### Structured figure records
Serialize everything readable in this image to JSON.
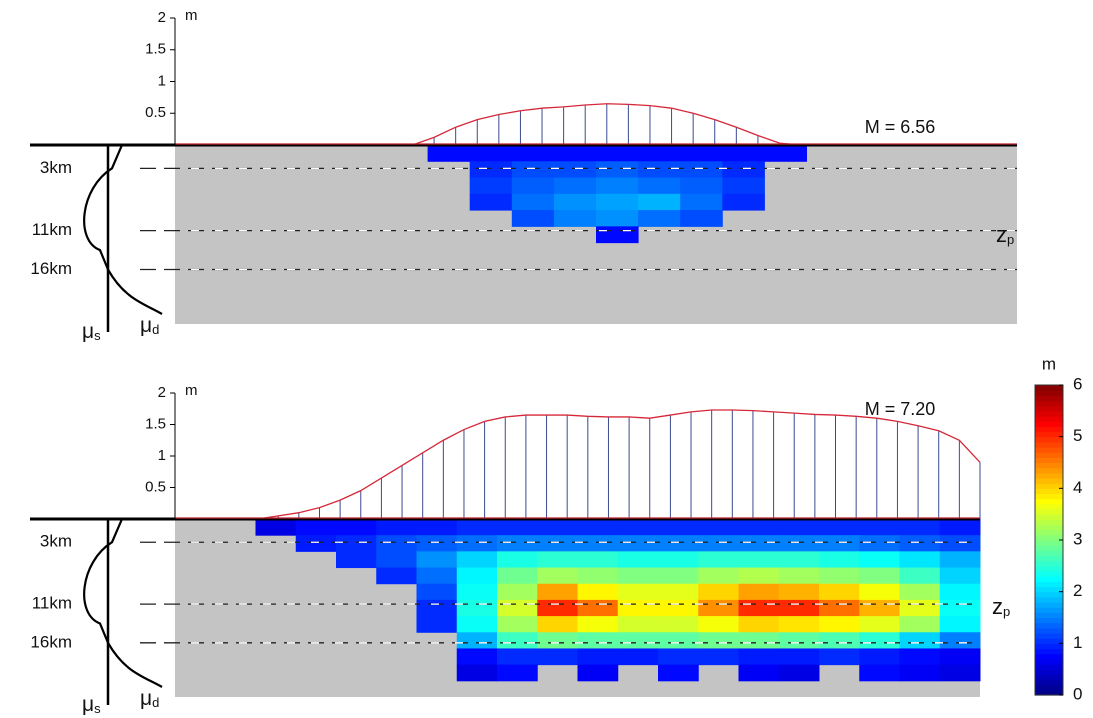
{
  "chart_data": [
    {
      "type": "slip-section",
      "annotation": "M = 6.56",
      "hypocenter_label": {
        "base": "z",
        "sub": "p"
      },
      "friction_labels": [
        {
          "base": "μ",
          "sub": "s"
        },
        {
          "base": "μ",
          "sub": "d"
        }
      ],
      "profile": {
        "unit": "m",
        "ylim": [
          0,
          2
        ],
        "yticks": [
          0.5,
          1,
          1.5,
          2
        ],
        "values": [
          0,
          0,
          0,
          0,
          0,
          0,
          0,
          0,
          0,
          0,
          0,
          0,
          0.12,
          0.28,
          0.4,
          0.48,
          0.54,
          0.58,
          0.6,
          0.63,
          0.65,
          0.64,
          0.62,
          0.58,
          0.5,
          0.4,
          0.28,
          0.15,
          0.03,
          0,
          0,
          0,
          0,
          0,
          0,
          0,
          0,
          0,
          0,
          0
        ]
      },
      "depth": {
        "ylim": [
          0,
          23
        ],
        "yticks": [
          {
            "value": 3,
            "label": "3km"
          },
          {
            "value": 11,
            "label": "11km"
          },
          {
            "value": 16,
            "label": "16km"
          }
        ]
      },
      "slip_grid": [
        [
          null,
          null,
          null,
          null,
          null,
          null,
          0.8,
          0.8,
          0.8,
          0.8,
          0.8,
          0.8,
          0.8,
          0.8,
          0.8,
          null,
          null,
          null,
          null,
          null
        ],
        [
          null,
          null,
          null,
          null,
          null,
          null,
          null,
          1.0,
          1.2,
          1.2,
          1.3,
          1.2,
          1.2,
          1.0,
          null,
          null,
          null,
          null,
          null,
          null
        ],
        [
          null,
          null,
          null,
          null,
          null,
          null,
          null,
          1.1,
          1.3,
          1.4,
          1.5,
          1.4,
          1.3,
          1.1,
          null,
          null,
          null,
          null,
          null,
          null
        ],
        [
          null,
          null,
          null,
          null,
          null,
          null,
          null,
          1.0,
          1.4,
          1.6,
          1.7,
          1.8,
          1.4,
          1.0,
          null,
          null,
          null,
          null,
          null,
          null
        ],
        [
          null,
          null,
          null,
          null,
          null,
          null,
          null,
          null,
          1.2,
          1.5,
          1.6,
          1.4,
          1.2,
          null,
          null,
          null,
          null,
          null,
          null,
          null
        ],
        [
          null,
          null,
          null,
          null,
          null,
          null,
          null,
          null,
          null,
          null,
          0.8,
          null,
          null,
          null,
          null,
          null,
          null,
          null,
          null,
          null
        ],
        [
          null,
          null,
          null,
          null,
          null,
          null,
          null,
          null,
          null,
          null,
          null,
          null,
          null,
          null,
          null,
          null,
          null,
          null,
          null,
          null
        ],
        [
          null,
          null,
          null,
          null,
          null,
          null,
          null,
          null,
          null,
          null,
          null,
          null,
          null,
          null,
          null,
          null,
          null,
          null,
          null,
          null
        ],
        [
          null,
          null,
          null,
          null,
          null,
          null,
          null,
          null,
          null,
          null,
          null,
          null,
          null,
          null,
          null,
          null,
          null,
          null,
          null,
          null
        ],
        [
          null,
          null,
          null,
          null,
          null,
          null,
          null,
          null,
          null,
          null,
          null,
          null,
          null,
          null,
          null,
          null,
          null,
          null,
          null,
          null
        ],
        [
          null,
          null,
          null,
          null,
          null,
          null,
          null,
          null,
          null,
          null,
          null,
          null,
          null,
          null,
          null,
          null,
          null,
          null,
          null,
          null
        ]
      ]
    },
    {
      "type": "slip-section",
      "annotation": "M = 7.20",
      "hypocenter_label": {
        "base": "z",
        "sub": "p"
      },
      "friction_labels": [
        {
          "base": "μ",
          "sub": "s"
        },
        {
          "base": "μ",
          "sub": "d"
        }
      ],
      "profile": {
        "unit": "m",
        "ylim": [
          0,
          2
        ],
        "yticks": [
          0.5,
          1,
          1.5,
          2
        ],
        "values": [
          0,
          0,
          0,
          0,
          0,
          0.05,
          0.1,
          0.18,
          0.3,
          0.45,
          0.65,
          0.85,
          1.05,
          1.25,
          1.42,
          1.55,
          1.62,
          1.65,
          1.65,
          1.65,
          1.63,
          1.62,
          1.62,
          1.6,
          1.65,
          1.7,
          1.73,
          1.73,
          1.72,
          1.7,
          1.68,
          1.66,
          1.65,
          1.63,
          1.6,
          1.55,
          1.48,
          1.4,
          1.25,
          0.9
        ]
      },
      "depth": {
        "ylim": [
          0,
          23
        ],
        "yticks": [
          {
            "value": 3,
            "label": "3km"
          },
          {
            "value": 11,
            "label": "11km"
          },
          {
            "value": 16,
            "label": "16km"
          }
        ]
      },
      "slip_grid": [
        [
          null,
          null,
          0.6,
          0.8,
          0.8,
          0.9,
          0.9,
          1.0,
          1.0,
          1.0,
          1.0,
          1.0,
          1.0,
          1.0,
          1.0,
          1.0,
          1.0,
          1.0,
          1.0,
          0.9
        ],
        [
          null,
          null,
          null,
          0.9,
          1.0,
          1.2,
          1.3,
          1.4,
          1.5,
          1.5,
          1.5,
          1.5,
          1.5,
          1.5,
          1.5,
          1.5,
          1.5,
          1.4,
          1.3,
          1.2
        ],
        [
          null,
          null,
          null,
          null,
          1.0,
          1.2,
          1.6,
          2.0,
          2.4,
          2.5,
          2.5,
          2.4,
          2.4,
          2.5,
          2.5,
          2.5,
          2.4,
          2.3,
          2.1,
          1.8
        ],
        [
          null,
          null,
          null,
          null,
          null,
          1.0,
          1.4,
          2.2,
          2.9,
          3.2,
          3.1,
          3.0,
          3.0,
          3.2,
          3.3,
          3.2,
          3.1,
          3.0,
          2.6,
          2.0
        ],
        [
          null,
          null,
          null,
          null,
          null,
          null,
          1.2,
          2.3,
          3.2,
          4.3,
          3.8,
          3.6,
          3.6,
          4.0,
          4.3,
          4.2,
          4.0,
          3.7,
          3.2,
          2.2
        ],
        [
          null,
          null,
          null,
          null,
          null,
          null,
          1.0,
          2.4,
          3.5,
          5.0,
          4.6,
          3.8,
          3.8,
          4.4,
          5.0,
          5.0,
          4.6,
          4.2,
          3.6,
          2.3
        ],
        [
          null,
          null,
          null,
          null,
          null,
          null,
          1.0,
          2.3,
          3.2,
          4.0,
          3.7,
          3.5,
          3.5,
          3.7,
          4.0,
          3.9,
          3.8,
          3.6,
          3.2,
          2.2
        ],
        [
          null,
          null,
          null,
          null,
          null,
          null,
          null,
          1.8,
          2.6,
          2.9,
          2.8,
          2.8,
          2.8,
          2.9,
          2.9,
          2.8,
          2.7,
          2.5,
          2.0,
          1.5
        ],
        [
          null,
          null,
          null,
          null,
          null,
          null,
          null,
          0.8,
          1.0,
          1.0,
          0.9,
          0.9,
          1.0,
          1.0,
          0.9,
          0.9,
          1.0,
          0.9,
          0.8,
          0.7
        ],
        [
          null,
          null,
          null,
          null,
          null,
          null,
          null,
          0.6,
          0.8,
          null,
          0.7,
          null,
          0.8,
          null,
          0.7,
          0.6,
          null,
          0.8,
          0.7,
          0.6
        ],
        [
          null,
          null,
          null,
          null,
          null,
          null,
          null,
          null,
          null,
          null,
          null,
          null,
          null,
          null,
          null,
          null,
          null,
          null,
          null,
          null
        ]
      ],
      "colorbar": {
        "label": "m",
        "lim": [
          0,
          6
        ],
        "ticks": [
          0,
          1,
          2,
          3,
          4,
          5,
          6
        ]
      }
    }
  ]
}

### To be done
Excluding the pictures, reproduce every entry exactly as given.

### Task answer
Serialize everything readable in this image to JSON.
{
  "chart_data": [
    {
      "type": "slip-section",
      "annotation": "M = 6.56",
      "hypocenter_label": {
        "base": "z",
        "sub": "p"
      },
      "friction_labels": [
        {
          "base": "μ",
          "sub": "s"
        },
        {
          "base": "μ",
          "sub": "d"
        }
      ],
      "profile": {
        "unit": "m",
        "ylim": [
          0,
          2
        ],
        "yticks": [
          0.5,
          1,
          1.5,
          2
        ],
        "values": [
          0,
          0,
          0,
          0,
          0,
          0,
          0,
          0,
          0,
          0,
          0,
          0,
          0.12,
          0.28,
          0.4,
          0.48,
          0.54,
          0.58,
          0.6,
          0.63,
          0.65,
          0.64,
          0.62,
          0.58,
          0.5,
          0.4,
          0.28,
          0.15,
          0.03,
          0,
          0,
          0,
          0,
          0,
          0,
          0,
          0,
          0,
          0,
          0
        ]
      },
      "depth": {
        "ylim": [
          0,
          23
        ],
        "yticks": [
          {
            "value": 3,
            "label": "3km"
          },
          {
            "value": 11,
            "label": "11km"
          },
          {
            "value": 16,
            "label": "16km"
          }
        ]
      },
      "slip_grid": [
        [
          null,
          null,
          null,
          null,
          null,
          null,
          0.8,
          0.8,
          0.8,
          0.8,
          0.8,
          0.8,
          0.8,
          0.8,
          0.8,
          null,
          null,
          null,
          null,
          null
        ],
        [
          null,
          null,
          null,
          null,
          null,
          null,
          null,
          1.0,
          1.2,
          1.2,
          1.3,
          1.2,
          1.2,
          1.0,
          null,
          null,
          null,
          null,
          null,
          null
        ],
        [
          null,
          null,
          null,
          null,
          null,
          null,
          null,
          1.1,
          1.3,
          1.4,
          1.5,
          1.4,
          1.3,
          1.1,
          null,
          null,
          null,
          null,
          null,
          null
        ],
        [
          null,
          null,
          null,
          null,
          null,
          null,
          null,
          1.0,
          1.4,
          1.6,
          1.7,
          1.8,
          1.4,
          1.0,
          null,
          null,
          null,
          null,
          null,
          null
        ],
        [
          null,
          null,
          null,
          null,
          null,
          null,
          null,
          null,
          1.2,
          1.5,
          1.6,
          1.4,
          1.2,
          null,
          null,
          null,
          null,
          null,
          null,
          null
        ],
        [
          null,
          null,
          null,
          null,
          null,
          null,
          null,
          null,
          null,
          null,
          0.8,
          null,
          null,
          null,
          null,
          null,
          null,
          null,
          null,
          null
        ],
        [
          null,
          null,
          null,
          null,
          null,
          null,
          null,
          null,
          null,
          null,
          null,
          null,
          null,
          null,
          null,
          null,
          null,
          null,
          null,
          null
        ],
        [
          null,
          null,
          null,
          null,
          null,
          null,
          null,
          null,
          null,
          null,
          null,
          null,
          null,
          null,
          null,
          null,
          null,
          null,
          null,
          null
        ],
        [
          null,
          null,
          null,
          null,
          null,
          null,
          null,
          null,
          null,
          null,
          null,
          null,
          null,
          null,
          null,
          null,
          null,
          null,
          null,
          null
        ],
        [
          null,
          null,
          null,
          null,
          null,
          null,
          null,
          null,
          null,
          null,
          null,
          null,
          null,
          null,
          null,
          null,
          null,
          null,
          null,
          null
        ],
        [
          null,
          null,
          null,
          null,
          null,
          null,
          null,
          null,
          null,
          null,
          null,
          null,
          null,
          null,
          null,
          null,
          null,
          null,
          null,
          null
        ]
      ]
    },
    {
      "type": "slip-section",
      "annotation": "M = 7.20",
      "hypocenter_label": {
        "base": "z",
        "sub": "p"
      },
      "friction_labels": [
        {
          "base": "μ",
          "sub": "s"
        },
        {
          "base": "μ",
          "sub": "d"
        }
      ],
      "profile": {
        "unit": "m",
        "ylim": [
          0,
          2
        ],
        "yticks": [
          0.5,
          1,
          1.5,
          2
        ],
        "values": [
          0,
          0,
          0,
          0,
          0,
          0.05,
          0.1,
          0.18,
          0.3,
          0.45,
          0.65,
          0.85,
          1.05,
          1.25,
          1.42,
          1.55,
          1.62,
          1.65,
          1.65,
          1.65,
          1.63,
          1.62,
          1.62,
          1.6,
          1.65,
          1.7,
          1.73,
          1.73,
          1.72,
          1.7,
          1.68,
          1.66,
          1.65,
          1.63,
          1.6,
          1.55,
          1.48,
          1.4,
          1.25,
          0.9
        ]
      },
      "depth": {
        "ylim": [
          0,
          23
        ],
        "yticks": [
          {
            "value": 3,
            "label": "3km"
          },
          {
            "value": 11,
            "label": "11km"
          },
          {
            "value": 16,
            "label": "16km"
          }
        ]
      },
      "slip_grid": [
        [
          null,
          null,
          0.6,
          0.8,
          0.8,
          0.9,
          0.9,
          1.0,
          1.0,
          1.0,
          1.0,
          1.0,
          1.0,
          1.0,
          1.0,
          1.0,
          1.0,
          1.0,
          1.0,
          0.9
        ],
        [
          null,
          null,
          null,
          0.9,
          1.0,
          1.2,
          1.3,
          1.4,
          1.5,
          1.5,
          1.5,
          1.5,
          1.5,
          1.5,
          1.5,
          1.5,
          1.5,
          1.4,
          1.3,
          1.2
        ],
        [
          null,
          null,
          null,
          null,
          1.0,
          1.2,
          1.6,
          2.0,
          2.4,
          2.5,
          2.5,
          2.4,
          2.4,
          2.5,
          2.5,
          2.5,
          2.4,
          2.3,
          2.1,
          1.8
        ],
        [
          null,
          null,
          null,
          null,
          null,
          1.0,
          1.4,
          2.2,
          2.9,
          3.2,
          3.1,
          3.0,
          3.0,
          3.2,
          3.3,
          3.2,
          3.1,
          3.0,
          2.6,
          2.0
        ],
        [
          null,
          null,
          null,
          null,
          null,
          null,
          1.2,
          2.3,
          3.2,
          4.3,
          3.8,
          3.6,
          3.6,
          4.0,
          4.3,
          4.2,
          4.0,
          3.7,
          3.2,
          2.2
        ],
        [
          null,
          null,
          null,
          null,
          null,
          null,
          1.0,
          2.4,
          3.5,
          5.0,
          4.6,
          3.8,
          3.8,
          4.4,
          5.0,
          5.0,
          4.6,
          4.2,
          3.6,
          2.3
        ],
        [
          null,
          null,
          null,
          null,
          null,
          null,
          1.0,
          2.3,
          3.2,
          4.0,
          3.7,
          3.5,
          3.5,
          3.7,
          4.0,
          3.9,
          3.8,
          3.6,
          3.2,
          2.2
        ],
        [
          null,
          null,
          null,
          null,
          null,
          null,
          null,
          1.8,
          2.6,
          2.9,
          2.8,
          2.8,
          2.8,
          2.9,
          2.9,
          2.8,
          2.7,
          2.5,
          2.0,
          1.5
        ],
        [
          null,
          null,
          null,
          null,
          null,
          null,
          null,
          0.8,
          1.0,
          1.0,
          0.9,
          0.9,
          1.0,
          1.0,
          0.9,
          0.9,
          1.0,
          0.9,
          0.8,
          0.7
        ],
        [
          null,
          null,
          null,
          null,
          null,
          null,
          null,
          0.6,
          0.8,
          null,
          0.7,
          null,
          0.8,
          null,
          0.7,
          0.6,
          null,
          0.8,
          0.7,
          0.6
        ],
        [
          null,
          null,
          null,
          null,
          null,
          null,
          null,
          null,
          null,
          null,
          null,
          null,
          null,
          null,
          null,
          null,
          null,
          null,
          null,
          null
        ]
      ],
      "colorbar": {
        "label": "m",
        "lim": [
          0,
          6
        ],
        "ticks": [
          0,
          1,
          2,
          3,
          4,
          5,
          6
        ]
      }
    }
  ]
}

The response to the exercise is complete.